> [PROBLEM TO WORK ON]: Write out the whole listing, matching it exactly.

> [ENTRIES SHOWN]:

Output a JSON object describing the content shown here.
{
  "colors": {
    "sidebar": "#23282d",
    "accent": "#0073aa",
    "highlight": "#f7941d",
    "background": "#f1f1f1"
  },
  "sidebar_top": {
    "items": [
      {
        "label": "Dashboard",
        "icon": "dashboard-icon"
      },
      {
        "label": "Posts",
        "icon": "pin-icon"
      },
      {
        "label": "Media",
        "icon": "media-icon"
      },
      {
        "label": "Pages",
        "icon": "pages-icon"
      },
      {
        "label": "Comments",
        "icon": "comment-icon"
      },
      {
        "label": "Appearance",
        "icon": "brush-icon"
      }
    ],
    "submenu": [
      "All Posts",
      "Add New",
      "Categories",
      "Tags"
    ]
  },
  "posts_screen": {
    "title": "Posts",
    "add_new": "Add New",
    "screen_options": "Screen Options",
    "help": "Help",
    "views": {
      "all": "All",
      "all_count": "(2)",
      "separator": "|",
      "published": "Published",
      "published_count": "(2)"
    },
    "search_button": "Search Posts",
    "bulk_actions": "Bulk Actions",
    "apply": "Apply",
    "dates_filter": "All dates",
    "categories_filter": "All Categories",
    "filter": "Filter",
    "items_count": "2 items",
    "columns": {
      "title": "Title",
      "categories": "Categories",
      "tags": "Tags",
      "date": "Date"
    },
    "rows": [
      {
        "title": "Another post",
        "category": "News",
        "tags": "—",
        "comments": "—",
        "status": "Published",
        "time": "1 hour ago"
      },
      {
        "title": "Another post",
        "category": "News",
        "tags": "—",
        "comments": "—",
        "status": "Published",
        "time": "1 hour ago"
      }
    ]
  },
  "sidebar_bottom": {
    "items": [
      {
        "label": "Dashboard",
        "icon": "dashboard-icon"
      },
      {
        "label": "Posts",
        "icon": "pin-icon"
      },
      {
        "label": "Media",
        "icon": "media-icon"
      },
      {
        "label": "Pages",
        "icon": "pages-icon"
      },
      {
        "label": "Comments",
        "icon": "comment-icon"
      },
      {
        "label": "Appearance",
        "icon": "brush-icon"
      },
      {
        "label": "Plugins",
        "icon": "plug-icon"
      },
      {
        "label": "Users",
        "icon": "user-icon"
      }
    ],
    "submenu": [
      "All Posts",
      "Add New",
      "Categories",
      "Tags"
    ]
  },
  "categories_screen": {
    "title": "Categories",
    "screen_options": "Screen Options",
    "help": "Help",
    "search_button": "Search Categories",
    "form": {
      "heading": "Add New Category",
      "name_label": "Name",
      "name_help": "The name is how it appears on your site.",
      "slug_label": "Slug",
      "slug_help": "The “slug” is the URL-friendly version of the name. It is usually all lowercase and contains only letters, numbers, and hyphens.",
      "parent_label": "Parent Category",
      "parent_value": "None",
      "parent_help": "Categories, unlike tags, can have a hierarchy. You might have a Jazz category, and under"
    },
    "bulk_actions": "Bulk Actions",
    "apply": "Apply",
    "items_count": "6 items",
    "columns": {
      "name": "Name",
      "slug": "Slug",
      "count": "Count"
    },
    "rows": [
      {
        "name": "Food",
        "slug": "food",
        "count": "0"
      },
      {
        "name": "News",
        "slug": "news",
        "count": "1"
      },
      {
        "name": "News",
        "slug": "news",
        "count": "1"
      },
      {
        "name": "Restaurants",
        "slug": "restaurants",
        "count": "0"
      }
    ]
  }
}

> [RESPONSE]:
Output a JSON object describing the content shown here.
{
  "colors": {
    "sidebar": "#23282d",
    "accent": "#0073aa",
    "highlight": "#f7941d",
    "background": "#f1f1f1"
  },
  "sidebar_top": {
    "items": [
      {
        "label": "Dashboard",
        "icon": "dashboard-icon"
      },
      {
        "label": "Posts",
        "icon": "pin-icon"
      },
      {
        "label": "Media",
        "icon": "media-icon"
      },
      {
        "label": "Pages",
        "icon": "pages-icon"
      },
      {
        "label": "Comments",
        "icon": "comment-icon"
      },
      {
        "label": "Appearance",
        "icon": "brush-icon"
      }
    ],
    "submenu": [
      "All Posts",
      "Add New",
      "Categories",
      "Tags"
    ]
  },
  "posts_screen": {
    "title": "Posts",
    "add_new": "Add New",
    "screen_options": "Screen Options",
    "help": "Help",
    "views": {
      "all": "All",
      "all_count": "(2)",
      "separator": "|",
      "published": "Published",
      "published_count": "(2)"
    },
    "search_button": "Search Posts",
    "bulk_actions": "Bulk Actions",
    "apply": "Apply",
    "dates_filter": "All dates",
    "categories_filter": "All Categories",
    "filter": "Filter",
    "items_count": "2 items",
    "columns": {
      "title": "Title",
      "categories": "Categories",
      "tags": "Tags",
      "date": "Date"
    },
    "rows": [
      {
        "title": "Another post",
        "category": "News",
        "tags": "—",
        "comments": "—",
        "status": "Published",
        "time": "1 hour ago"
      },
      {
        "title": "Another post",
        "category": "News",
        "tags": "—",
        "comments": "—",
        "status": "Published",
        "time": "1 hour ago"
      }
    ]
  },
  "sidebar_bottom": {
    "items": [
      {
        "label": "Dashboard",
        "icon": "dashboard-icon"
      },
      {
        "label": "Posts",
        "icon": "pin-icon"
      },
      {
        "label": "Media",
        "icon": "media-icon"
      },
      {
        "label": "Pages",
        "icon": "pages-icon"
      },
      {
        "label": "Comments",
        "icon": "comment-icon"
      },
      {
        "label": "Appearance",
        "icon": "brush-icon"
      },
      {
        "label": "Plugins",
        "icon": "plug-icon"
      },
      {
        "label": "Users",
        "icon": "user-icon"
      }
    ],
    "submenu": [
      "All Posts",
      "Add New",
      "Categories",
      "Tags"
    ]
  },
  "categories_screen": {
    "title": "Categories",
    "screen_options": "Screen Options",
    "help": "Help",
    "search_button": "Search Categories",
    "form": {
      "heading": "Add New Category",
      "name_label": "Name",
      "name_help": "The name is how it appears on your site.",
      "slug_label": "Slug",
      "slug_help": "The “slug” is the URL-friendly version of the name. It is usually all lowercase and contains only letters, numbers, and hyphens.",
      "parent_label": "Parent Category",
      "parent_value": "None",
      "parent_help": "Categories, unlike tags, can have a hierarchy. You might have a Jazz category, and under"
    },
    "bulk_actions": "Bulk Actions",
    "apply": "Apply",
    "items_count": "6 items",
    "columns": {
      "name": "Name",
      "slug": "Slug",
      "count": "Count"
    },
    "rows": [
      {
        "name": "Food",
        "slug": "food",
        "count": "0"
      },
      {
        "name": "News",
        "slug": "news",
        "count": "1"
      },
      {
        "name": "News",
        "slug": "news",
        "count": "1"
      },
      {
        "name": "Restaurants",
        "slug": "restaurants",
        "count": "0"
      }
    ]
  }
}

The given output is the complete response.